GIVEN TASK → Output, word for word, the line that contains "OCR this image." and all lines following it to the end of the listing. Drop the pictures.

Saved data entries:
+ + + +

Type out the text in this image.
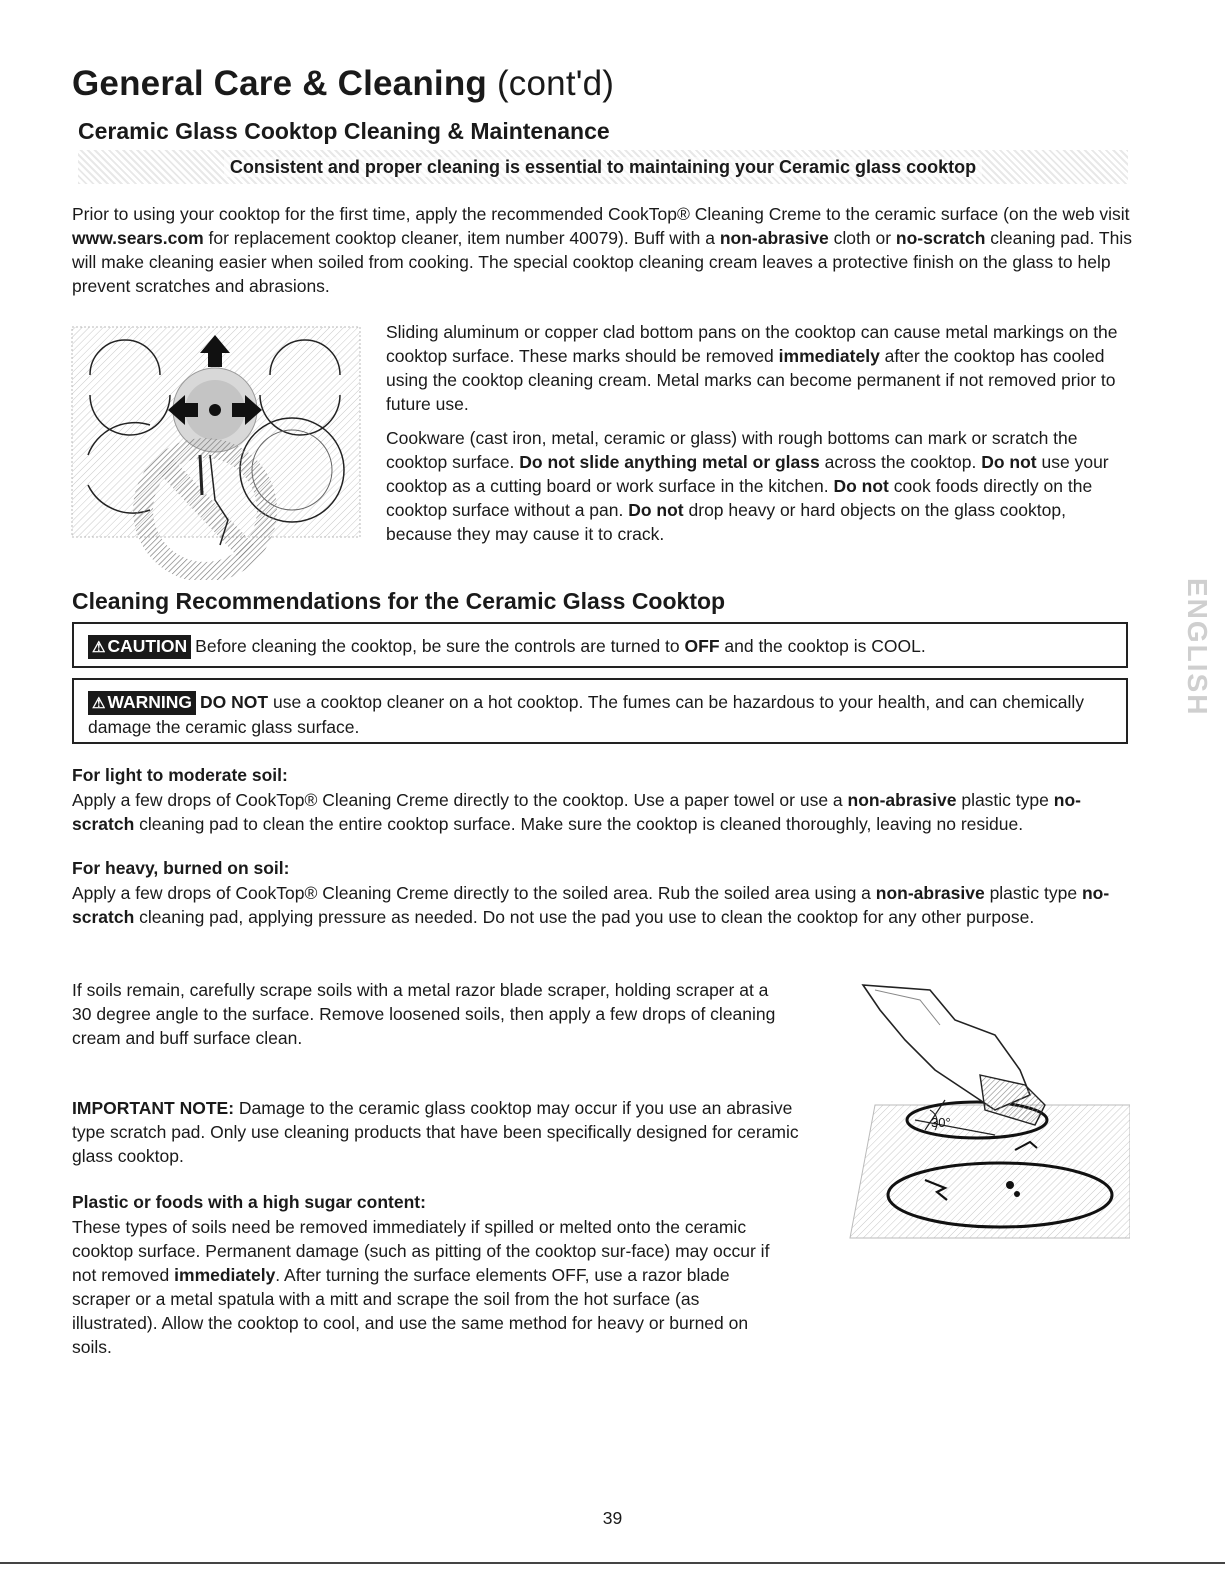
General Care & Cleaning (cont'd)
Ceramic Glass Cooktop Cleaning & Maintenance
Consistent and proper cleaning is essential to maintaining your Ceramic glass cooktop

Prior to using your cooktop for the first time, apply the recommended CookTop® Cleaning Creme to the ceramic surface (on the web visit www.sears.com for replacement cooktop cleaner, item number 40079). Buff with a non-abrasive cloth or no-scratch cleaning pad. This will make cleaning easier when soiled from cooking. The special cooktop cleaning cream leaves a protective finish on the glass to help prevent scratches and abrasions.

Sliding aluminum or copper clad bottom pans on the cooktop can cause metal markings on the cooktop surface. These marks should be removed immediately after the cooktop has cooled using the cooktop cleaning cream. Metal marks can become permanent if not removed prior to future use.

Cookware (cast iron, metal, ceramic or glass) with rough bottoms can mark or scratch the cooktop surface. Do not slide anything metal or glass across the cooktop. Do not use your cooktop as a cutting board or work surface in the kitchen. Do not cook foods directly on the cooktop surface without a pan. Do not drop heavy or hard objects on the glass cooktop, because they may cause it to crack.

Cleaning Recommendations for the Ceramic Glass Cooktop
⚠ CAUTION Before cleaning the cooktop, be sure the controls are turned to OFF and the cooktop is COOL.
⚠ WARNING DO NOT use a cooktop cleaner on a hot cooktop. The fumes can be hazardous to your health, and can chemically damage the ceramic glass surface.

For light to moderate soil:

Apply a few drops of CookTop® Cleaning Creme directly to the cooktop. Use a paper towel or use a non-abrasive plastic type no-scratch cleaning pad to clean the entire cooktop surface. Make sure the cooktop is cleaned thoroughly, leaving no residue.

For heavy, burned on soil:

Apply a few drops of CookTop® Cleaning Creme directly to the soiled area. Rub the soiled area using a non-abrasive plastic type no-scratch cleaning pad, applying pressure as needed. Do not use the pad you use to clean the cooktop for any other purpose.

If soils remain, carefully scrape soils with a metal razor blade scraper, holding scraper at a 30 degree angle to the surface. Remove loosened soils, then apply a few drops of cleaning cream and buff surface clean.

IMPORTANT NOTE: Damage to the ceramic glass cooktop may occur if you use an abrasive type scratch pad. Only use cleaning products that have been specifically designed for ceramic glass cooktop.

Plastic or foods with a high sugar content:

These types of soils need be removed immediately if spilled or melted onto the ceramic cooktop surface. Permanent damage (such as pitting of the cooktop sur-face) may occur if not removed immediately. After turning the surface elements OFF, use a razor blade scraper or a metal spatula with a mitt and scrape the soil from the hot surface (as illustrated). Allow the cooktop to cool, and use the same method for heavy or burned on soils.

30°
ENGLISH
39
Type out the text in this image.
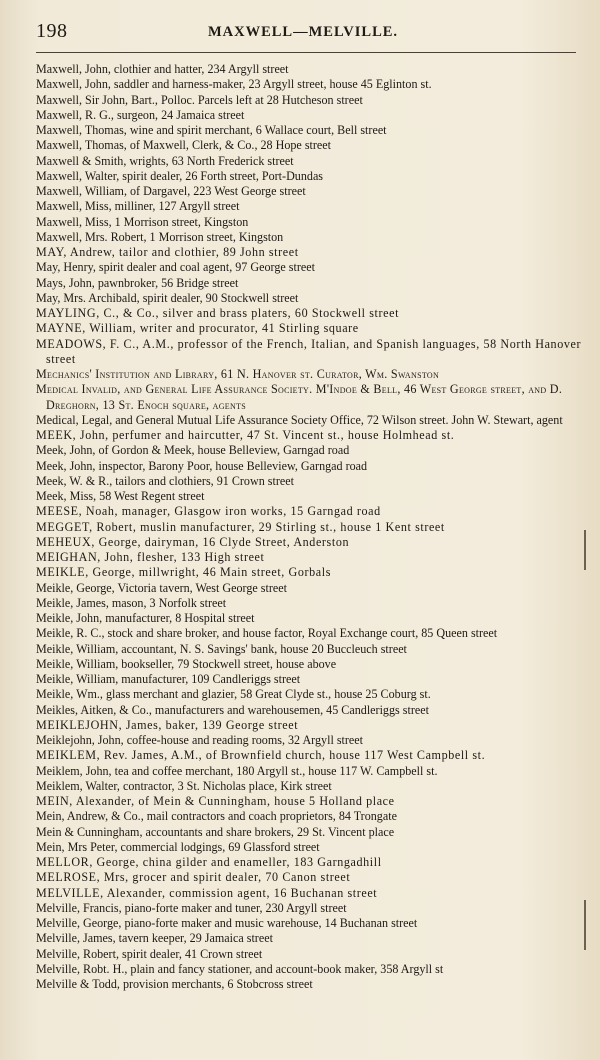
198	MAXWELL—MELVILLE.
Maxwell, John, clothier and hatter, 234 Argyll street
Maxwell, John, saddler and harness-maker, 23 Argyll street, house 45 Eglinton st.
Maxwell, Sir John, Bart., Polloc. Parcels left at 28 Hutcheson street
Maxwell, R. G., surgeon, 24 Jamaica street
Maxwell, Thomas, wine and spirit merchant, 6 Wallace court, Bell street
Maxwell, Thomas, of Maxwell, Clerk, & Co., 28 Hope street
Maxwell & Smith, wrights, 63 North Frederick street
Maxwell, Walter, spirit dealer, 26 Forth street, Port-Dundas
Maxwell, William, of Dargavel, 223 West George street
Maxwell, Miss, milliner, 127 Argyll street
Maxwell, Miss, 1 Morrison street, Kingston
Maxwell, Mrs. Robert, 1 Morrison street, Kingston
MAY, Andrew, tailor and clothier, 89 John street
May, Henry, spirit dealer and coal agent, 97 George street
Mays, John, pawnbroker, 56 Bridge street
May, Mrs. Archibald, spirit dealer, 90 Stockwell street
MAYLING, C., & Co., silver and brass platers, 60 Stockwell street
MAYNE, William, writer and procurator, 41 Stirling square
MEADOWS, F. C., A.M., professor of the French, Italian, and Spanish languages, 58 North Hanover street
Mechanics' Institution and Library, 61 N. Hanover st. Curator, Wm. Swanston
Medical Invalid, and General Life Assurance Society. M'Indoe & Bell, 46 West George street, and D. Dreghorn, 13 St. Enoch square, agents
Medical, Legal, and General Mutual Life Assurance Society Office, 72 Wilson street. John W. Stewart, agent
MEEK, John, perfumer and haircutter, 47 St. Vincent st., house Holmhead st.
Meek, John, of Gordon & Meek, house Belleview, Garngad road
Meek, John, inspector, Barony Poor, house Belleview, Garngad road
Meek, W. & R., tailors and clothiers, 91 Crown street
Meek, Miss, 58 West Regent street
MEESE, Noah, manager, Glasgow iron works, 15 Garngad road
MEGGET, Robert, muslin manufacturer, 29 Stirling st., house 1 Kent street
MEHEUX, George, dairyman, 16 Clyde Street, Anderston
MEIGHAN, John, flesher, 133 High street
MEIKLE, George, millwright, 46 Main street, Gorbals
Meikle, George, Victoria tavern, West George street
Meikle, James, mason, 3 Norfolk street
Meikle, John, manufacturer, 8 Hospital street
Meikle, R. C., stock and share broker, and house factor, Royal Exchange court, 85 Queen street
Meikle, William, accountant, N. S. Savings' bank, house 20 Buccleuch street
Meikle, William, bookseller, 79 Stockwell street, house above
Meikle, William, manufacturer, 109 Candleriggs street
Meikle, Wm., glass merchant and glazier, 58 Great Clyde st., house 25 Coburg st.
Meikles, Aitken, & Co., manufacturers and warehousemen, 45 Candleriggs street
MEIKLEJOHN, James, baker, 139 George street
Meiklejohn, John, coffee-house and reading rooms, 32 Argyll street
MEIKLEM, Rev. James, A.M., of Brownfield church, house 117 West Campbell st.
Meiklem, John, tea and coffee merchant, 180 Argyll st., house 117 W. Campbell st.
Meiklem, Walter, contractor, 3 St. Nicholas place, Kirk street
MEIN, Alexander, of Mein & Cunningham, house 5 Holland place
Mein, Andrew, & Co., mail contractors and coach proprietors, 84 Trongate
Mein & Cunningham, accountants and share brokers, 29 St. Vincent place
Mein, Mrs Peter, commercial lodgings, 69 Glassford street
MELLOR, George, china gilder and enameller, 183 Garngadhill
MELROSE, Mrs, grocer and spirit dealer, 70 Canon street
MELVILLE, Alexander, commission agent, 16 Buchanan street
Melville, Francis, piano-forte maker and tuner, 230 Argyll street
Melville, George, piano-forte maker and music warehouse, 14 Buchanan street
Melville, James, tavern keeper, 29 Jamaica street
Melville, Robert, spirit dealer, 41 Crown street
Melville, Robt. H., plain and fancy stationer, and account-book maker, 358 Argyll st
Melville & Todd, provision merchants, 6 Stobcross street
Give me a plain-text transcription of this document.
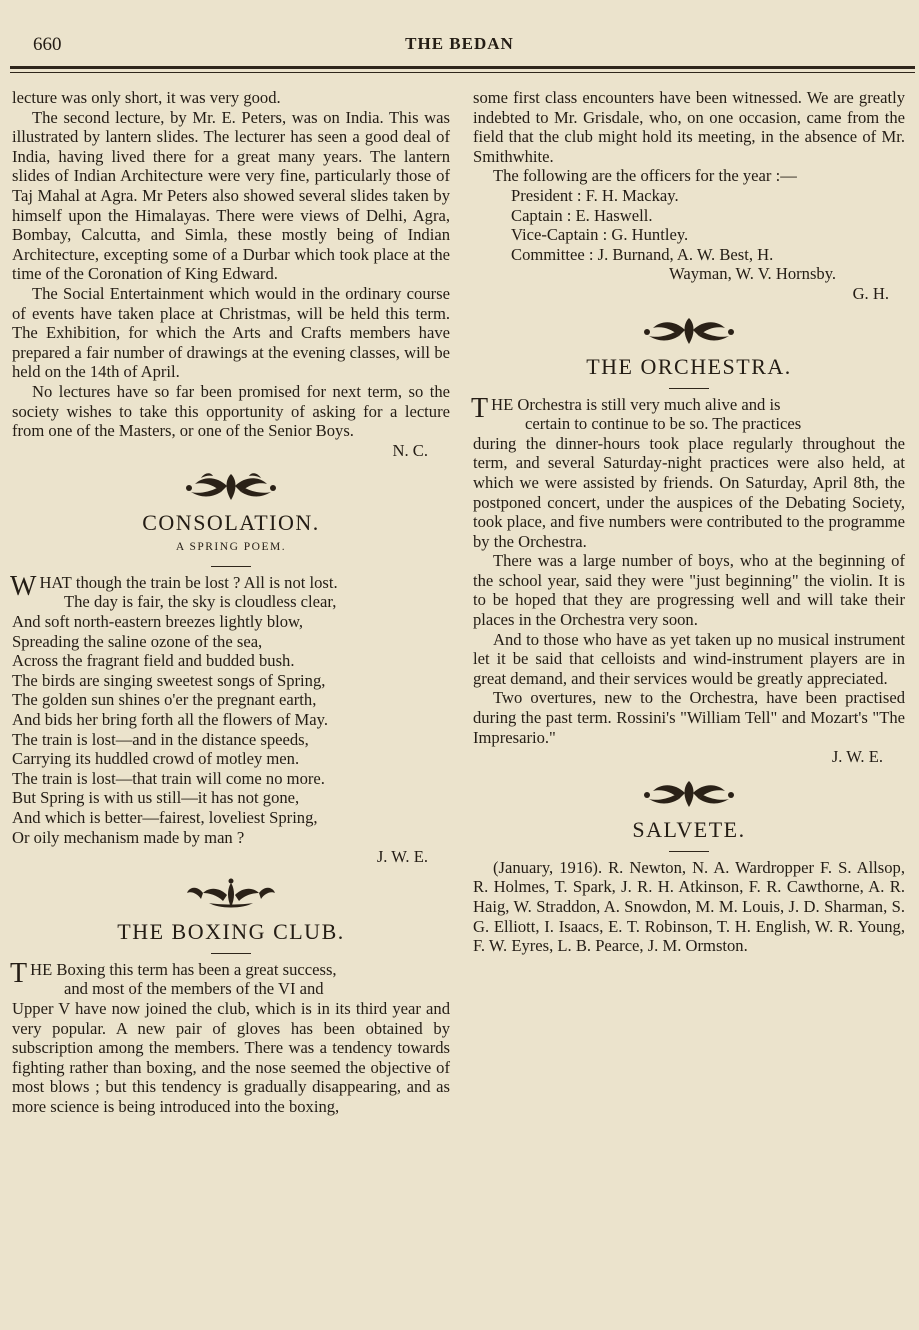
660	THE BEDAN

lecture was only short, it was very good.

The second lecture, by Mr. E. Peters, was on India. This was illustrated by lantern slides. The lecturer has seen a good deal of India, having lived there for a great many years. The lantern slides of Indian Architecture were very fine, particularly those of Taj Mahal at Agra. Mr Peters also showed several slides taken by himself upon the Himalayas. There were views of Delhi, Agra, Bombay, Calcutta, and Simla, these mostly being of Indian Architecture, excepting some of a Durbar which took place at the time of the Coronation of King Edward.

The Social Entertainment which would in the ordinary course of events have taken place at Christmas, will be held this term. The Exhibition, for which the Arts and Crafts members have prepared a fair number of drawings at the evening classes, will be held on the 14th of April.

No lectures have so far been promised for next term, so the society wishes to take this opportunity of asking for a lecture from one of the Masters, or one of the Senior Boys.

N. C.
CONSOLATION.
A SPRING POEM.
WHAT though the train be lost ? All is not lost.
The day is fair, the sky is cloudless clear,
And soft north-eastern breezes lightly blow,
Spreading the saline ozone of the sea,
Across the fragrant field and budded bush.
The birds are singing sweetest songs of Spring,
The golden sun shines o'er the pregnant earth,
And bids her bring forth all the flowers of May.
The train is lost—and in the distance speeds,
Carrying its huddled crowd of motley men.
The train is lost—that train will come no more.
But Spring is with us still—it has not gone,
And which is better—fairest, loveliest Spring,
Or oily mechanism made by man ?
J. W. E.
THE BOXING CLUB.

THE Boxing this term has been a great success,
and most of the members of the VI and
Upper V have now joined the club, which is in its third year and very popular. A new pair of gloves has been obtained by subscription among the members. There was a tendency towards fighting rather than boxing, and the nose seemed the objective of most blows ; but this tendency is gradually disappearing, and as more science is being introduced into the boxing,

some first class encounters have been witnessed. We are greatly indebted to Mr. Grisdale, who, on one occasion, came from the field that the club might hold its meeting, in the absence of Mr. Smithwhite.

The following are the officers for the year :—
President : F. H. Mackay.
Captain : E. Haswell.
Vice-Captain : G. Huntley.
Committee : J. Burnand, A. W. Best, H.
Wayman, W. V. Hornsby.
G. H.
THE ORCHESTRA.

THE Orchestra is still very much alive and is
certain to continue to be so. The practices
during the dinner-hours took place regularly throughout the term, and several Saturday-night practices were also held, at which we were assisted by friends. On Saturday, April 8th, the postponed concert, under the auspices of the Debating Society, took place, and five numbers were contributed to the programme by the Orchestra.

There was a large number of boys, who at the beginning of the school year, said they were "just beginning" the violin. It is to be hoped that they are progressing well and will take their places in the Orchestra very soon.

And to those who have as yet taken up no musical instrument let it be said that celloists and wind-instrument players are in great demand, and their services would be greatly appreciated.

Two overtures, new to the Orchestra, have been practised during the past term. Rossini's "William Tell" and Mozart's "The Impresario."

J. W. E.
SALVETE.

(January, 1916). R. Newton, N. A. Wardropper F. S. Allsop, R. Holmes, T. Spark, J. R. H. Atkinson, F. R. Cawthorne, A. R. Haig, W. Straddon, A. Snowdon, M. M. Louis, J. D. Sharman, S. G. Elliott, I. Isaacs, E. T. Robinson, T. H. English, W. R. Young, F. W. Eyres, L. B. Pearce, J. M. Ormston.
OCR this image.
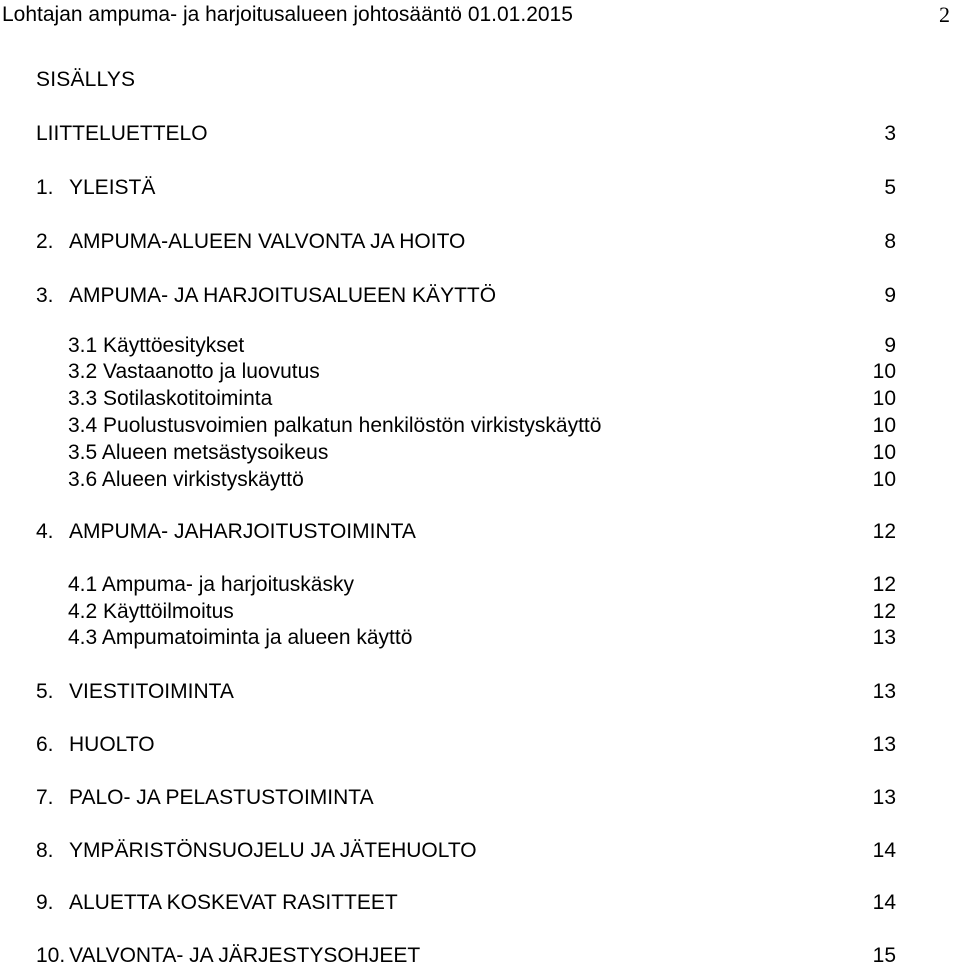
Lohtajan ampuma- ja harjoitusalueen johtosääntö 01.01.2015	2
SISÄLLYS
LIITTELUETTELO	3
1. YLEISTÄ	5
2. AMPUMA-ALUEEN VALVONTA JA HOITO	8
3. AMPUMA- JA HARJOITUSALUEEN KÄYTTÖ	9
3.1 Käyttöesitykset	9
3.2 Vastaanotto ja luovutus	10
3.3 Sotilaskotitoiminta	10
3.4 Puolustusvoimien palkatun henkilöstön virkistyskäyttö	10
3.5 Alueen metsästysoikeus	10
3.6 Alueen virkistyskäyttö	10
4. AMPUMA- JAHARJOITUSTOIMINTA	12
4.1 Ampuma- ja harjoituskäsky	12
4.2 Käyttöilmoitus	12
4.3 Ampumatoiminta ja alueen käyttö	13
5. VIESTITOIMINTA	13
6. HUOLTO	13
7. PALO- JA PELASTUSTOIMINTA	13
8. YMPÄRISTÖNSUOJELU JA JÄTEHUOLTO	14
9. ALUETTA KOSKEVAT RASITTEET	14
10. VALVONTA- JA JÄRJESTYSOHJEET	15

+ + + +

EXERCISE OUTPUT →
OCR this image.
Lohtajan ampuma- ja harjoitusalueen johtosääntö 01.01.2015	2
SISÄLLYS
LIITTELUETTELO	3
1. YLEISTÄ	5
2. AMPUMA-ALUEEN VALVONTA JA HOITO	8
3. AMPUMA- JA HARJOITUSALUEEN KÄYTTÖ	9
3.1 Käyttöesitykset	9
3.2 Vastaanotto ja luovutus	10
3.3 Sotilaskotitoiminta	10
3.4 Puolustusvoimien palkatun henkilöstön virkistyskäyttö	10
3.5 Alueen metsästysoikeus	10
3.6 Alueen virkistyskäyttö	10
4. AMPUMA- JAHARJOITUSTOIMINTA	12
4.1 Ampuma- ja harjoituskäsky	12
4.2 Käyttöilmoitus	12
4.3 Ampumatoiminta ja alueen käyttö	13
5. VIESTITOIMINTA	13
6. HUOLTO	13
7. PALO- JA PELASTUSTOIMINTA	13
8. YMPÄRISTÖNSUOJELU JA JÄTEHUOLTO	14
9. ALUETTA KOSKEVAT RASITTEET	14
10. VALVONTA- JA JÄRJESTYSOHJEET	15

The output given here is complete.